_WHAT IS REQUIRED_
Print all entries word for word.

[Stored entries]
»»

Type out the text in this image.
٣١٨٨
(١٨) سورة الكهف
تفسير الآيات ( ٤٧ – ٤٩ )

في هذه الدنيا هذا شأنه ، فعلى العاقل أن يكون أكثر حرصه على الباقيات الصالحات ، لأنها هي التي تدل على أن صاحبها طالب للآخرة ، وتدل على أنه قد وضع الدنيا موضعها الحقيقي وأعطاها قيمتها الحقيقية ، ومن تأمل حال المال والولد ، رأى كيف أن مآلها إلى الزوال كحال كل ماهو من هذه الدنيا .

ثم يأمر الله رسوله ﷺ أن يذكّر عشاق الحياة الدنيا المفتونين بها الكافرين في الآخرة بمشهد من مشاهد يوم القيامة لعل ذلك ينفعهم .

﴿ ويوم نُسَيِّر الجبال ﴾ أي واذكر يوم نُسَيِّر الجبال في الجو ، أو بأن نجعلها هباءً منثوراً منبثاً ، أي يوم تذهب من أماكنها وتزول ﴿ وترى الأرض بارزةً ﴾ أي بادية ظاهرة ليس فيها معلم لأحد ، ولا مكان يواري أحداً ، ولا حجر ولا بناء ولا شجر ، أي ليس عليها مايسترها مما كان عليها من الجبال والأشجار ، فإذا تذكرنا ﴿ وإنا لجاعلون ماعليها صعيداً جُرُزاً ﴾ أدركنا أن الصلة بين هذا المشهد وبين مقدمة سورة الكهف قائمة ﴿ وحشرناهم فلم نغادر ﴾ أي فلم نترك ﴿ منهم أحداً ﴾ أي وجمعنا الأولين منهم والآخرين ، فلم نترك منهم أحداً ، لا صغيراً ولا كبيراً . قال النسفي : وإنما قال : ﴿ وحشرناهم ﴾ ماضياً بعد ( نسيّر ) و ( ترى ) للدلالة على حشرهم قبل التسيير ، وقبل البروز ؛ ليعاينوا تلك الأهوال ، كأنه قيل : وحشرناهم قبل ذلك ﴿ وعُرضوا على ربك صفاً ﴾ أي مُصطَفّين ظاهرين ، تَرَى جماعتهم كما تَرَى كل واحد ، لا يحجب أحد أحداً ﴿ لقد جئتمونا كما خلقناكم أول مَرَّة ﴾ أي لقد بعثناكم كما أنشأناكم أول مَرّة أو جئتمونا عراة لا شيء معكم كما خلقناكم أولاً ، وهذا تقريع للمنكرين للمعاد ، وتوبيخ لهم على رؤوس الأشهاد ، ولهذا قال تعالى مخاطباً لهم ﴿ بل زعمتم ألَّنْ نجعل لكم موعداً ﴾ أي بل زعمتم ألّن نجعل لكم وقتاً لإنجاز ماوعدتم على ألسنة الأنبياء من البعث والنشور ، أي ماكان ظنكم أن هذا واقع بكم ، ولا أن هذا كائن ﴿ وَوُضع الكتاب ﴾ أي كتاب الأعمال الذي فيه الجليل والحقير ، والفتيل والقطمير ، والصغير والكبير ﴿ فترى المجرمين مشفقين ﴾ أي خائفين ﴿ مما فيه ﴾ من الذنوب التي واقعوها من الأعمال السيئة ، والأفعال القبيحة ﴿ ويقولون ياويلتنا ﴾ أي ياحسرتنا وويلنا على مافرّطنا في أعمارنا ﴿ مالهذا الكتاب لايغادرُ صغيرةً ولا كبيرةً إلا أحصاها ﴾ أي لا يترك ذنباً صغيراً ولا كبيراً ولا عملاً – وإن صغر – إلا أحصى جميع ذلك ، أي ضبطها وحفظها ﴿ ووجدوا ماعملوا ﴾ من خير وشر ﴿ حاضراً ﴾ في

««

_EXERCISE OUTPUT_
Type out the text in this image.
٣١٨٨
(١٨) سورة الكهف
تفسير الآيات ( ٤٧ – ٤٩ )

في هذه الدنيا هذا شأنه ، فعلى العاقل أن يكون أكثر حرصه على الباقيات الصالحات ، لأنها هي التي تدل على أن صاحبها طالب للآخرة ، وتدل على أنه قد وضع الدنيا موضعها الحقيقي وأعطاها قيمتها الحقيقية ، ومن تأمل حال المال والولد ، رأى كيف أن مآلها إلى الزوال كحال كل ماهو من هذه الدنيا .

ثم يأمر الله رسوله ﷺ أن يذكّر عشاق الحياة الدنيا المفتونين بها الكافرين في الآخرة بمشهد من مشاهد يوم القيامة لعل ذلك ينفعهم .

﴿ ويوم نُسَيِّر الجبال ﴾ أي واذكر يوم نُسَيِّر الجبال في الجو ، أو بأن نجعلها هباءً منثوراً منبثاً ، أي يوم تذهب من أماكنها وتزول ﴿ وترى الأرض بارزةً ﴾ أي بادية ظاهرة ليس فيها معلم لأحد ، ولا مكان يواري أحداً ، ولا حجر ولا بناء ولا شجر ، أي ليس عليها مايسترها مما كان عليها من الجبال والأشجار ، فإذا تذكرنا ﴿ وإنا لجاعلون ماعليها صعيداً جُرُزاً ﴾ أدركنا أن الصلة بين هذا المشهد وبين مقدمة سورة الكهف قائمة ﴿ وحشرناهم فلم نغادر ﴾ أي فلم نترك ﴿ منهم أحداً ﴾ أي وجمعنا الأولين منهم والآخرين ، فلم نترك منهم أحداً ، لا صغيراً ولا كبيراً . قال النسفي : وإنما قال : ﴿ وحشرناهم ﴾ ماضياً بعد ( نسيّر ) و ( ترى ) للدلالة على حشرهم قبل التسيير ، وقبل البروز ؛ ليعاينوا تلك الأهوال ، كأنه قيل : وحشرناهم قبل ذلك ﴿ وعُرضوا على ربك صفاً ﴾ أي مُصطَفّين ظاهرين ، تَرَى جماعتهم كما تَرَى كل واحد ، لا يحجب أحد أحداً ﴿ لقد جئتمونا كما خلقناكم أول مَرَّة ﴾ أي لقد بعثناكم كما أنشأناكم أول مَرّة أو جئتمونا عراة لا شيء معكم كما خلقناكم أولاً ، وهذا تقريع للمنكرين للمعاد ، وتوبيخ لهم على رؤوس الأشهاد ، ولهذا قال تعالى مخاطباً لهم ﴿ بل زعمتم ألَّنْ نجعل لكم موعداً ﴾ أي بل زعمتم ألّن نجعل لكم وقتاً لإنجاز ماوعدتم على ألسنة الأنبياء من البعث والنشور ، أي ماكان ظنكم أن هذا واقع بكم ، ولا أن هذا كائن ﴿ وَوُضع الكتاب ﴾ أي كتاب الأعمال الذي فيه الجليل والحقير ، والفتيل والقطمير ، والصغير والكبير ﴿ فترى المجرمين مشفقين ﴾ أي خائفين ﴿ مما فيه ﴾ من الذنوب التي واقعوها من الأعمال السيئة ، والأفعال القبيحة ﴿ ويقولون ياويلتنا ﴾ أي ياحسرتنا وويلنا على مافرّطنا في أعمارنا ﴿ مالهذا الكتاب لايغادرُ صغيرةً ولا كبيرةً إلا أحصاها ﴾ أي لا يترك ذنباً صغيراً ولا كبيراً ولا عملاً – وإن صغر – إلا أحصى جميع ذلك ، أي ضبطها وحفظها ﴿ ووجدوا ماعملوا ﴾ من خير وشر ﴿ حاضراً ﴾ في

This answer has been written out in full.